(GIVEN EXERCISE): Using the entries below, output exactly the line containing "Output the text content of this document." and all lines that follow it to the end.

(Source records):
^^^^^^^^^^^^^^^^
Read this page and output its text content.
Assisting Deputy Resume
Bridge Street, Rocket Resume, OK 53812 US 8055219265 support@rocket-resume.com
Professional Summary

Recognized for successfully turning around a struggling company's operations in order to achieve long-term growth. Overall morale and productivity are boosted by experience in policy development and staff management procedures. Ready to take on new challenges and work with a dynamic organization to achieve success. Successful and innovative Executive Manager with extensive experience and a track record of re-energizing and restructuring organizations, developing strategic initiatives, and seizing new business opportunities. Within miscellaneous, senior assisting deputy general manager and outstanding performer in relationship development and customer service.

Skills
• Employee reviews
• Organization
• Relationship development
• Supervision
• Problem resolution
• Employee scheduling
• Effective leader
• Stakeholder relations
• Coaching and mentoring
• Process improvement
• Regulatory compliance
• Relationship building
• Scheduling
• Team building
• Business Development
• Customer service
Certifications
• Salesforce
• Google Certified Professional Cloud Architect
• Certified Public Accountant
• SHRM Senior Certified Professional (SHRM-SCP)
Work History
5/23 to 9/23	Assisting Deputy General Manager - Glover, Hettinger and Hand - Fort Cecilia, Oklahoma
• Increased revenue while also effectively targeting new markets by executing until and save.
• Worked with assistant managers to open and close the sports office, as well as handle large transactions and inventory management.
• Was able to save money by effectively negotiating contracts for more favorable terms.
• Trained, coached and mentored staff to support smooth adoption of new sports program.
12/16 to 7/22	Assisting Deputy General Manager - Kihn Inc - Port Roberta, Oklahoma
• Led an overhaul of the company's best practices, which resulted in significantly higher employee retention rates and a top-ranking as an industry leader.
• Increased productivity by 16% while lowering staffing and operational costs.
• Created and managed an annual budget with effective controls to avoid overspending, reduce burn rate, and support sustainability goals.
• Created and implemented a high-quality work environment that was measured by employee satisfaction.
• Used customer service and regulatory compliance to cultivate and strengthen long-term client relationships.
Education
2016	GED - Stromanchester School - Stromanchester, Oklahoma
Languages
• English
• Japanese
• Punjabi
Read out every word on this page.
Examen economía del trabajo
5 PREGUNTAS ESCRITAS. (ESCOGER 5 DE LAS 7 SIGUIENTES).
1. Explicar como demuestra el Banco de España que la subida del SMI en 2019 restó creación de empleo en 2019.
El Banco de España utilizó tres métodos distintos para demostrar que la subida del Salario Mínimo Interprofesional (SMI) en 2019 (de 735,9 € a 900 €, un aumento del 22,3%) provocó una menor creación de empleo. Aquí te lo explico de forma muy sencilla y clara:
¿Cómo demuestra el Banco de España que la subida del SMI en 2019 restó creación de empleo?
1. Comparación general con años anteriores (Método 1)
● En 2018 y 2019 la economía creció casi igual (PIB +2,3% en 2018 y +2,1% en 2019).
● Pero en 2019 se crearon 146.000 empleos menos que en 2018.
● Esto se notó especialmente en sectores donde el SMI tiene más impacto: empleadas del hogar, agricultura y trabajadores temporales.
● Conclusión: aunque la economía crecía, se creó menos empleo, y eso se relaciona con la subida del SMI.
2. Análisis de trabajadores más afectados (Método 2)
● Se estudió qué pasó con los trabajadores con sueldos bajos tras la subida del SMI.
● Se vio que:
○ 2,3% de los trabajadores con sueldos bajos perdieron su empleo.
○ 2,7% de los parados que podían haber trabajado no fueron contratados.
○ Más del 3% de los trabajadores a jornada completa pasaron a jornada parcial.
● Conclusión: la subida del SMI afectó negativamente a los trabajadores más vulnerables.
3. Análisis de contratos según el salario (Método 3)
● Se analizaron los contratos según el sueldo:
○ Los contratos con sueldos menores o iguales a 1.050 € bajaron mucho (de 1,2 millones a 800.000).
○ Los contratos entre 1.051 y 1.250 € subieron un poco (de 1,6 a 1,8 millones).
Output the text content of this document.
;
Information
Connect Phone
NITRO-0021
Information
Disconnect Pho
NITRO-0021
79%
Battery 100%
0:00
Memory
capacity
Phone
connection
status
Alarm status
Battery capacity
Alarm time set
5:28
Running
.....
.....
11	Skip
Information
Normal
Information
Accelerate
^^^^^^^^^^^^^^^^
(WRITTEN RESPONSE):
Output the text content of this document.
;
Information
Connect Phone
NITRO-0021
Information
Disconnect Pho
NITRO-0021
79%
Battery 100%
0:00
Memory
capacity
Phone
connection
status
Alarm status
Battery capacity
Alarm time set
5:28
Running
.....
.....
11	Skip
Information
Normal
Information
Accelerate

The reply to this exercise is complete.